__Material__:
'''

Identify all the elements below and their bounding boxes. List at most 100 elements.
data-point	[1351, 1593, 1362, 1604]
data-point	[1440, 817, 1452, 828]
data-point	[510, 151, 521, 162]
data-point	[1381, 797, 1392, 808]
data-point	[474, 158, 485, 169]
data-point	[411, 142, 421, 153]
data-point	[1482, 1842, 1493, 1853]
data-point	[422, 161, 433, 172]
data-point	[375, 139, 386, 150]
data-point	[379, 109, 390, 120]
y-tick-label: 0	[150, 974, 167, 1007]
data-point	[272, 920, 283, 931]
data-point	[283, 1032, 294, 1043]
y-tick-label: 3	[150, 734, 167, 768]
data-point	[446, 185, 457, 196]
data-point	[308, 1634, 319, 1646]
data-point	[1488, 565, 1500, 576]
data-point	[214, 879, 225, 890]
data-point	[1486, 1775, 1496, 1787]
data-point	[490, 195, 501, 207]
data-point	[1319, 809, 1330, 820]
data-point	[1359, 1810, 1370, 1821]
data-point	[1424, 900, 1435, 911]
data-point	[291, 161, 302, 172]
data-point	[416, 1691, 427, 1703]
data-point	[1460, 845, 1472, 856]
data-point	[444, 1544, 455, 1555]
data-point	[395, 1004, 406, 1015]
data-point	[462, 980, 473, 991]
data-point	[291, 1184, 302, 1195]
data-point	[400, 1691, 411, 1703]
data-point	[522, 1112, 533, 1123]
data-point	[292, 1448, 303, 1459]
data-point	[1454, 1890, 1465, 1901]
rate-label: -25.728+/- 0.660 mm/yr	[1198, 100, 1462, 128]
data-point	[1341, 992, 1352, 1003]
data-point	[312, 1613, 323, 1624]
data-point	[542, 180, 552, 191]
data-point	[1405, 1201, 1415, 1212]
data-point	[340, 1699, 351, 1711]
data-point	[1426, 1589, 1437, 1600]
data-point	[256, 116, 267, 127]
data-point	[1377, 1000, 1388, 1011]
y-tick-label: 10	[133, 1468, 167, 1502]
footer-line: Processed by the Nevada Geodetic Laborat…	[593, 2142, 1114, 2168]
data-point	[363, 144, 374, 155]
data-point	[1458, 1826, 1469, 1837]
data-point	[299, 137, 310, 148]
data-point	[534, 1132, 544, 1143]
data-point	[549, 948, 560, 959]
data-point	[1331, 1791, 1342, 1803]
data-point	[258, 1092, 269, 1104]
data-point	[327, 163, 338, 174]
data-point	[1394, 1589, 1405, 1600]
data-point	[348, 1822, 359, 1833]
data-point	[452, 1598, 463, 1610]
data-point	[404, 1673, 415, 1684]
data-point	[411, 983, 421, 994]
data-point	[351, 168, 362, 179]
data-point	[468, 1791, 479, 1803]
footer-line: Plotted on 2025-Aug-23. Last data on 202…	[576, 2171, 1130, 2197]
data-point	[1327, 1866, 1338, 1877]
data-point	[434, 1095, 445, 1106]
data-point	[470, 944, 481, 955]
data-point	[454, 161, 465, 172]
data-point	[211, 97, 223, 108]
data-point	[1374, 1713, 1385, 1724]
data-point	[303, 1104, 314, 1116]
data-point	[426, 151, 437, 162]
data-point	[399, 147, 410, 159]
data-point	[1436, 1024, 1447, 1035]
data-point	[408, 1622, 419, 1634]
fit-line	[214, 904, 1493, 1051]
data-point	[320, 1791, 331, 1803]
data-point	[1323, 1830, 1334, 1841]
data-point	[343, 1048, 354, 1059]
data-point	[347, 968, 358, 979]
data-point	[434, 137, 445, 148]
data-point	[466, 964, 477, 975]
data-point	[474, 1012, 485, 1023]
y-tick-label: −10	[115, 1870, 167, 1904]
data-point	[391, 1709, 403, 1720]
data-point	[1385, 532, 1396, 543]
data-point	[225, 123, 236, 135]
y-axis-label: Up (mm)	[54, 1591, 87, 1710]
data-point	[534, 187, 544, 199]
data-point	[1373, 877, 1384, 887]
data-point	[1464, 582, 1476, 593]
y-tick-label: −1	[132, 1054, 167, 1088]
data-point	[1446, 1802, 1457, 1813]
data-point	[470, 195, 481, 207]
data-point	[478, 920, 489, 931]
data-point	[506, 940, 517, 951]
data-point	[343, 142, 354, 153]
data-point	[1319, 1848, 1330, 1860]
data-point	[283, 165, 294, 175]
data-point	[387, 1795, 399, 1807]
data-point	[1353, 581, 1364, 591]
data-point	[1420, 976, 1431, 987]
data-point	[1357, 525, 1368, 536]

'''

__Given task__:
Copy out the material above line for line, without altering anything.

__Written solution__:
Identify all the elements below and their bounding boxes. List at most 100 elements.
data-point	[1351, 1593, 1362, 1604]
data-point	[1440, 817, 1452, 828]
data-point	[510, 151, 521, 162]
data-point	[1381, 797, 1392, 808]
data-point	[474, 158, 485, 169]
data-point	[411, 142, 421, 153]
data-point	[1482, 1842, 1493, 1853]
data-point	[422, 161, 433, 172]
data-point	[375, 139, 386, 150]
data-point	[379, 109, 390, 120]
y-tick-label: 0	[150, 974, 167, 1007]
data-point	[272, 920, 283, 931]
data-point	[283, 1032, 294, 1043]
y-tick-label: 3	[150, 734, 167, 768]
data-point	[446, 185, 457, 196]
data-point	[308, 1634, 319, 1646]
data-point	[1488, 565, 1500, 576]
data-point	[214, 879, 225, 890]
data-point	[1486, 1775, 1496, 1787]
data-point	[490, 195, 501, 207]
data-point	[1319, 809, 1330, 820]
data-point	[1359, 1810, 1370, 1821]
data-point	[1424, 900, 1435, 911]
data-point	[291, 161, 302, 172]
data-point	[416, 1691, 427, 1703]
data-point	[1460, 845, 1472, 856]
data-point	[444, 1544, 455, 1555]
data-point	[395, 1004, 406, 1015]
data-point	[462, 980, 473, 991]
data-point	[291, 1184, 302, 1195]
data-point	[400, 1691, 411, 1703]
data-point	[522, 1112, 533, 1123]
data-point	[292, 1448, 303, 1459]
data-point	[1454, 1890, 1465, 1901]
rate-label: -25.728+/- 0.660 mm/yr	[1198, 100, 1462, 128]
data-point	[1341, 992, 1352, 1003]
data-point	[312, 1613, 323, 1624]
data-point	[542, 180, 552, 191]
data-point	[1405, 1201, 1415, 1212]
data-point	[340, 1699, 351, 1711]
data-point	[1426, 1589, 1437, 1600]
data-point	[256, 116, 267, 127]
data-point	[1377, 1000, 1388, 1011]
y-tick-label: 10	[133, 1468, 167, 1502]
footer-line: Processed by the Nevada Geodetic Laborat…	[593, 2142, 1114, 2168]
data-point	[363, 144, 374, 155]
data-point	[1458, 1826, 1469, 1837]
data-point	[299, 137, 310, 148]
data-point	[534, 1132, 544, 1143]
data-point	[549, 948, 560, 959]
data-point	[1331, 1791, 1342, 1803]
data-point	[258, 1092, 269, 1104]
data-point	[327, 163, 338, 174]
data-point	[1394, 1589, 1405, 1600]
data-point	[348, 1822, 359, 1833]
data-point	[452, 1598, 463, 1610]
data-point	[404, 1673, 415, 1684]
data-point	[411, 983, 421, 994]
data-point	[351, 168, 362, 179]
data-point	[468, 1791, 479, 1803]
footer-line: Plotted on 2025-Aug-23. Last data on 202…	[576, 2171, 1130, 2197]
data-point	[1327, 1866, 1338, 1877]
data-point	[434, 1095, 445, 1106]
data-point	[470, 944, 481, 955]
data-point	[454, 161, 465, 172]
data-point	[211, 97, 223, 108]
data-point	[1374, 1713, 1385, 1724]
data-point	[303, 1104, 314, 1116]
data-point	[426, 151, 437, 162]
data-point	[399, 147, 410, 159]
data-point	[1436, 1024, 1447, 1035]
data-point	[408, 1622, 419, 1634]
fit-line	[214, 904, 1493, 1051]
data-point	[320, 1791, 331, 1803]
data-point	[1323, 1830, 1334, 1841]
data-point	[343, 1048, 354, 1059]
data-point	[347, 968, 358, 979]
data-point	[434, 137, 445, 148]
data-point	[466, 964, 477, 975]
data-point	[474, 1012, 485, 1023]
y-tick-label: −10	[115, 1870, 167, 1904]
data-point	[391, 1709, 403, 1720]
data-point	[1385, 532, 1396, 543]
data-point	[225, 123, 236, 135]
y-axis-label: Up (mm)	[54, 1591, 87, 1710]
data-point	[534, 187, 544, 199]
data-point	[1373, 877, 1384, 887]
data-point	[1464, 582, 1476, 593]
y-tick-label: −1	[132, 1054, 167, 1088]
data-point	[1446, 1802, 1457, 1813]
data-point	[470, 195, 481, 207]
data-point	[478, 920, 489, 931]
data-point	[506, 940, 517, 951]
data-point	[343, 142, 354, 153]
data-point	[1319, 1848, 1330, 1860]
data-point	[283, 165, 294, 175]
data-point	[387, 1795, 399, 1807]
data-point	[1353, 581, 1364, 591]
data-point	[1420, 976, 1431, 987]
data-point	[1357, 525, 1368, 536]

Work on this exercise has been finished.